Advocacy group shines spotlight on child care need, potential solutions

New project brings together employers, providers, parents and others to build support for expanding resources

By: - April 7, 2022 6:30 am
children-child care

(Kelly Sikkema | Unsplash)

In late 2017, business leaders in Black River Falls started talking among themselves about how a lack of child care was causing absenteeism among their employees who were parents, even forcing some to drop out of the workforce.

They formed the Jackson County Childcare Network. The group initially consisted of business leaders, then expanded to incorporate representatives from school districts, local and county government, the county’s biggest employers, the Wisconsin Early Childhood Association (WECA) and the Wisconsin Department of Families and Children (DCF). In collaboration with the 7 Rivers Alliance, they conducted a survey that confirmed Jackson County was a child care desert, with some parents on waiting lists for more than  two years to get their children into a child care slot. 

The lack of child care was costing the county $2.5 million a year in lost productivity according to Marianne Torkelson, chair of the Jackson County Childcare Network, 

In a panel with child care advocates on Tuesday, Torkelson described how her organization formed and the work participants have been doing to recruit and retain child care providers. Last year, DCF reported the organization’s child care recruitment and retention efforts had led to three new providers opening in Jackson County. 

The pandemic brought into stark relief the need for child care, an industry that had struggled with high costs and low wages for years pre-pandemic. Federal and state funds offer some relief to providers and families, but those funds are scheduled to phase out by the end of 2023.

....

#### What you need to do:
a: Write out the stretch of the child care article from "They formed the" through "child care slot.", switching "survey" to "study".
b: Resume the article about the child care shortage in Jackson County, picking up after its last sentence.

....

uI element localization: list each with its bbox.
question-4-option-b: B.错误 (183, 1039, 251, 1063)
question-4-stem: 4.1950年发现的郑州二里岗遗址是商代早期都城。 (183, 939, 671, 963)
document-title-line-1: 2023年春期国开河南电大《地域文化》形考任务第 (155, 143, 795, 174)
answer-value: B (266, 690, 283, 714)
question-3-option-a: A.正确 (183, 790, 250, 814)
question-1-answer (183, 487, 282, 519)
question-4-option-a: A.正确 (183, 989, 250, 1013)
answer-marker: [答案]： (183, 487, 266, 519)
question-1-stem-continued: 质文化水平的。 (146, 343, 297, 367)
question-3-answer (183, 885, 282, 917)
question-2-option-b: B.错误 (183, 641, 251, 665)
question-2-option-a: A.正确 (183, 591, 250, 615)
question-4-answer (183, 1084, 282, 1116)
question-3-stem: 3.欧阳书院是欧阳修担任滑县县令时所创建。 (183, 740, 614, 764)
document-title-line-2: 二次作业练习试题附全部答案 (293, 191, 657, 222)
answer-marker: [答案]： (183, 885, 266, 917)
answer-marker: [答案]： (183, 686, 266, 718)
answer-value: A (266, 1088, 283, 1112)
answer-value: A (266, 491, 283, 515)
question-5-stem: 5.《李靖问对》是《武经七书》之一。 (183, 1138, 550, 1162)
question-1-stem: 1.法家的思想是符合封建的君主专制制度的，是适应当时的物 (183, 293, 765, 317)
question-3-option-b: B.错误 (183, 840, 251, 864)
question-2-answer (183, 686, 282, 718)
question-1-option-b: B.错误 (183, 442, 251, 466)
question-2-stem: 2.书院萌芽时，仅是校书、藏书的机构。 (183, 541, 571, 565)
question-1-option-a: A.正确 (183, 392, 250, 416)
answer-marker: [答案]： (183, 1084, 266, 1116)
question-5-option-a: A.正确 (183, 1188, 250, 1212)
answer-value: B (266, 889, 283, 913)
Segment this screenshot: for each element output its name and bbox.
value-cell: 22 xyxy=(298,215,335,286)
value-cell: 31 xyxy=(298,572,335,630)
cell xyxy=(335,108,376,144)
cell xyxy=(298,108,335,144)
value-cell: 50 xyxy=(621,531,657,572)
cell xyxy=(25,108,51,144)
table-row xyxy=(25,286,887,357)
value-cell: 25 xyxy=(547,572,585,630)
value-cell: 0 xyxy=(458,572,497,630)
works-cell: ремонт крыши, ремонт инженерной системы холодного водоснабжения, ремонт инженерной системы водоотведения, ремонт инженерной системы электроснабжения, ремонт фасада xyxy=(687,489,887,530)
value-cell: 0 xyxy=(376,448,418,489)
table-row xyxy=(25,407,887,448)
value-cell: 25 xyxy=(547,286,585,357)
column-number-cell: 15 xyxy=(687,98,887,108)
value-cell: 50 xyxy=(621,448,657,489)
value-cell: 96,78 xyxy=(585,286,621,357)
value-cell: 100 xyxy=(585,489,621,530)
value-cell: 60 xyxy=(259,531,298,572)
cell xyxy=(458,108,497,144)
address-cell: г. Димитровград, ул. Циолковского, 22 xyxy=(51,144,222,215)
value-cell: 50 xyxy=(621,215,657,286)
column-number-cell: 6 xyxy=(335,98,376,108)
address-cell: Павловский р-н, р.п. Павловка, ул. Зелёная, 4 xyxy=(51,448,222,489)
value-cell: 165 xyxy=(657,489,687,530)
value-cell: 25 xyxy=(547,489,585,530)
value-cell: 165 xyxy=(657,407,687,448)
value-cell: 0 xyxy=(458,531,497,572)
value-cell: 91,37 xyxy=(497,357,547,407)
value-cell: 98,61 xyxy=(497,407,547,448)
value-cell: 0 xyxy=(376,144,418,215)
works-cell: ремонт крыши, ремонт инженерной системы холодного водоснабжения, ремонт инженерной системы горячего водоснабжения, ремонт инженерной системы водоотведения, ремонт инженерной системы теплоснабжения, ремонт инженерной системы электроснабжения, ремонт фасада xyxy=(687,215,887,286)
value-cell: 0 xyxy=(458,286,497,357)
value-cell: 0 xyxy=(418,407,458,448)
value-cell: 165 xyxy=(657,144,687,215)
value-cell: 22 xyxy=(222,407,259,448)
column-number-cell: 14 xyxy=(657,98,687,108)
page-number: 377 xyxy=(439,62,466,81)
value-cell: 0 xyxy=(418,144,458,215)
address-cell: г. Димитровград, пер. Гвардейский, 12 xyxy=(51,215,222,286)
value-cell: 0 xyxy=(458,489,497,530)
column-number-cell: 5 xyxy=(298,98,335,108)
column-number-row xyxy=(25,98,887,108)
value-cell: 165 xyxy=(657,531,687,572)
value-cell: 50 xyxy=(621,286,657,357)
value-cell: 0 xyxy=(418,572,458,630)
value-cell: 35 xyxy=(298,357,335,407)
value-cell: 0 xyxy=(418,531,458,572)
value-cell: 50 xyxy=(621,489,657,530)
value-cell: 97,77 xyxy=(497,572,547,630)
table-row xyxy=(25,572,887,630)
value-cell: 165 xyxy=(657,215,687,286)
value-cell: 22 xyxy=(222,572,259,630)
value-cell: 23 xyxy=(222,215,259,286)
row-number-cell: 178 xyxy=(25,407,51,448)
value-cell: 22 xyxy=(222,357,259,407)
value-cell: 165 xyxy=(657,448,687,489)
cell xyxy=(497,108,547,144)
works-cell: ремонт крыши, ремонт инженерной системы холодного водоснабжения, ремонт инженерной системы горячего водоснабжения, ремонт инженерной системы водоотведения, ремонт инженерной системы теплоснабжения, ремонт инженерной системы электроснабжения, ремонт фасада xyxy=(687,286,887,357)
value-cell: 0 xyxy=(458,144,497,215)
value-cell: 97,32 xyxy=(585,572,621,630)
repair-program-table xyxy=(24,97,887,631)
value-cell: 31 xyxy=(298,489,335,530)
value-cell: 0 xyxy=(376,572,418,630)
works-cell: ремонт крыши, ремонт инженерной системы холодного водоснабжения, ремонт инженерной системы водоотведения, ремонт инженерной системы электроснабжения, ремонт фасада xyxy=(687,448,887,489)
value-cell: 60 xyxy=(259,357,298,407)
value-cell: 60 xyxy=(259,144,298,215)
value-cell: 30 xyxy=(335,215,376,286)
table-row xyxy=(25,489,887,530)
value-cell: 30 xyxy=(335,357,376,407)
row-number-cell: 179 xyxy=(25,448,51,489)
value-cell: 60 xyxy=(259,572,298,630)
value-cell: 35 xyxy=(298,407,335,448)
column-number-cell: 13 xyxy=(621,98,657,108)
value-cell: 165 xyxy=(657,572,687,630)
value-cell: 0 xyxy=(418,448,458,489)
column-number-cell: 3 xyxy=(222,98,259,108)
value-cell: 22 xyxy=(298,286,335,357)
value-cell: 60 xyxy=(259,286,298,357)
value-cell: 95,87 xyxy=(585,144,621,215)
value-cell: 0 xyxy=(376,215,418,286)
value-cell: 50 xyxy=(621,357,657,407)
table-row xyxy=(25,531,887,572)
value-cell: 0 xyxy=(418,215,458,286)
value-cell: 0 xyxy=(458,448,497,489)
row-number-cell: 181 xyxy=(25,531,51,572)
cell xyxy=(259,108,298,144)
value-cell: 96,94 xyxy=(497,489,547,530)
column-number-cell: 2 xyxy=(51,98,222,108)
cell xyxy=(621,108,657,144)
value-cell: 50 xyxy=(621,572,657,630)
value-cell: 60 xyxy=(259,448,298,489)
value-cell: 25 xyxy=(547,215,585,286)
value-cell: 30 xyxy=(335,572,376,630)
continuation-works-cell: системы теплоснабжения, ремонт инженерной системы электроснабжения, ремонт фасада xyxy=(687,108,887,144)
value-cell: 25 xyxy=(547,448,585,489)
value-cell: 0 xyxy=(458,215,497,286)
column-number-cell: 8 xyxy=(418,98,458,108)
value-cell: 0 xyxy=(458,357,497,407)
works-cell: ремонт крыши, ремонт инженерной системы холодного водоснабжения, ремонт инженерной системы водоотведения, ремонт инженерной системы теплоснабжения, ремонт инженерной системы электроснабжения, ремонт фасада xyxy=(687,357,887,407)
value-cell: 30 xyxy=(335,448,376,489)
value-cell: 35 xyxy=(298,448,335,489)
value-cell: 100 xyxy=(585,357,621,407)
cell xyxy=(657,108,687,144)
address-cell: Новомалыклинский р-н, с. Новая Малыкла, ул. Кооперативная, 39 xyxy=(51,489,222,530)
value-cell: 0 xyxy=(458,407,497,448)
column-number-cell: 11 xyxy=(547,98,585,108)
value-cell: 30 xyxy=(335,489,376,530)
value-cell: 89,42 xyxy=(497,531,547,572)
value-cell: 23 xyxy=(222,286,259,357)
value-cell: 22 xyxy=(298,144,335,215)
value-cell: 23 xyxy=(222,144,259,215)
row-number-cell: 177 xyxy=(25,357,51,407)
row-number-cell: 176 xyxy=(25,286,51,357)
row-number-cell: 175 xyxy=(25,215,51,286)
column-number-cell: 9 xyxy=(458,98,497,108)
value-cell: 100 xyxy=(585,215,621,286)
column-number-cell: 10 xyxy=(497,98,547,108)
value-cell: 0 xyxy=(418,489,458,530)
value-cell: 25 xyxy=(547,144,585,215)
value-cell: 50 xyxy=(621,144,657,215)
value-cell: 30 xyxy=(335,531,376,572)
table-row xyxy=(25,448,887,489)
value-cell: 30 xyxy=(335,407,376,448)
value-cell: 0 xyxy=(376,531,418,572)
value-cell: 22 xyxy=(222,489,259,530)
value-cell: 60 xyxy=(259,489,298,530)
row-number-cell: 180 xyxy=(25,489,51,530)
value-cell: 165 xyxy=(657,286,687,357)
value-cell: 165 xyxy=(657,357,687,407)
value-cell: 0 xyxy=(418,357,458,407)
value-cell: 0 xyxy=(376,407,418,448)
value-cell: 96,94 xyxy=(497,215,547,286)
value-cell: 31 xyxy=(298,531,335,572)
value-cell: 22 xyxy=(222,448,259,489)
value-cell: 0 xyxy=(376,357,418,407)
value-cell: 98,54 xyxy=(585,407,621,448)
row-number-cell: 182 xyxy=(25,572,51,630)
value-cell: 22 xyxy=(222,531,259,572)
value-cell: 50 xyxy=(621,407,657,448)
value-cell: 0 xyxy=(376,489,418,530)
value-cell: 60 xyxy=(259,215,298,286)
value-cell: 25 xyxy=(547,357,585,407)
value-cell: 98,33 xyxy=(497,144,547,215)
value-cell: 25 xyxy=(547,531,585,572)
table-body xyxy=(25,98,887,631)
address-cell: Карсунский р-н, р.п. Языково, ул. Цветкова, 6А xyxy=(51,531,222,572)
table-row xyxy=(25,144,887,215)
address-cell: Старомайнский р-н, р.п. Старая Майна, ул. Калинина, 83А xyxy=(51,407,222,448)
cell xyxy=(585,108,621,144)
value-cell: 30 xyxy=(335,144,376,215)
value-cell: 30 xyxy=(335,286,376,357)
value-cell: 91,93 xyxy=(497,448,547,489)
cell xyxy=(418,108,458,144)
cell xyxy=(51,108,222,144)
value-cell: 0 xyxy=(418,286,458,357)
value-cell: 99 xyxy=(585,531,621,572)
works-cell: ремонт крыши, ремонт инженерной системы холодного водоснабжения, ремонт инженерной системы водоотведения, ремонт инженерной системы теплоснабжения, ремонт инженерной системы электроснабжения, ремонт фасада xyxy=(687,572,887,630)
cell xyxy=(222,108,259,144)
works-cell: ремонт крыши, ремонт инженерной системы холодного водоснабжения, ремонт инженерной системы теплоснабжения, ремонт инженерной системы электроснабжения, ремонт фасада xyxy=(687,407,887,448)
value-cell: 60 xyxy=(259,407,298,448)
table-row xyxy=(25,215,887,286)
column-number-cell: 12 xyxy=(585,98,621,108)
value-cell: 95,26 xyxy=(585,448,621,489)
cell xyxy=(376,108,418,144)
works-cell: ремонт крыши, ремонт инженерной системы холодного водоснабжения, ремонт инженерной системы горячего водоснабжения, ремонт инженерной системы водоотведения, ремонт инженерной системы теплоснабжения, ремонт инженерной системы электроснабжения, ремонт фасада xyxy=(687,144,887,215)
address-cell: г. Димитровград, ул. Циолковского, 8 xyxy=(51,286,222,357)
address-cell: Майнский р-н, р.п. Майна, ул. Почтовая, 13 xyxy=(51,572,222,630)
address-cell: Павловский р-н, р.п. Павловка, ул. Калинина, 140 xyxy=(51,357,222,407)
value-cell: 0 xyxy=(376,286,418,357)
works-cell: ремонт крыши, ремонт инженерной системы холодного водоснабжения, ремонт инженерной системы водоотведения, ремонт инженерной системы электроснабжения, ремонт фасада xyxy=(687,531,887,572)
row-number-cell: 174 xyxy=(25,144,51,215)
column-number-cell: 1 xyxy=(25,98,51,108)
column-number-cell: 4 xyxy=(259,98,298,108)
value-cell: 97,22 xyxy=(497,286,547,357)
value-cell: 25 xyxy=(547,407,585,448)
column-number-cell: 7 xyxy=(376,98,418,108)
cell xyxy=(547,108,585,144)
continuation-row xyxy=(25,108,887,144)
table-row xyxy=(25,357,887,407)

....

#### Results of the exercise:
a:
They formed the Jackson County Childcare Network. The group initially consisted of business leaders, then expanded to incorporate representatives from school districts, local and county government, the county’s biggest employers, the Wisconsin Early Childhood Association (WECA) and the Wisconsin Department of Families and Children (DCF). In collaboration with the 7 Rivers Alliance, they conducted a study that confirmed Jackson County was a child care desert, with some parents on waiting lists for more than  two years to get their children into a child care slot.

b:
This week, WECA launched a new initiative and website — RaisingWisconsin.org — to provide research, resources and recommended first steps for employers, community leaders, parents and child care providers who want to organize and advocate for long-term child care solutions for their community.

Ruth Schmidt, executive director, Wis. Early Childhood Assn.

“We have seen increasing numbers of state organizations, economic leaders, parents, and community leaders who recognize the critical importance of high quality and affordable child care for healthy children and a healthy Wisconsin economy,” said Ruth Schmidt, WECA’s executive director, at a press conference Monday.

Raising Wisconsin seeks to encourage those groups and interests to collaborate more broadly on ways to expand the availability of child care and advocate for policies that will ensure that care is both high quality and affordable. “We envision Raising Wisconsin as an impactful vehicle that combines advocacy with experiences from across the state to build a future where all young children are able to thrive,” she said. 

Bringing a variety of local groups together has led to some creative solutions. In Jackson County, a partnership with the local Future Farmers of America chapter has created a program where high school students work with early childhood educators to teach about gardening, farming, food and health. It was prompted, Torkelson said, when she ran into one of the FFA advisors while shopping.

“The reason that we’ve been successful is because of the relationships that we have within our community,” Torkelson says. “We all go to church together. We go to the ball games together, we see each other at their grocery store, and we’re a community that comes together and really believes in doing what’s right for our children.”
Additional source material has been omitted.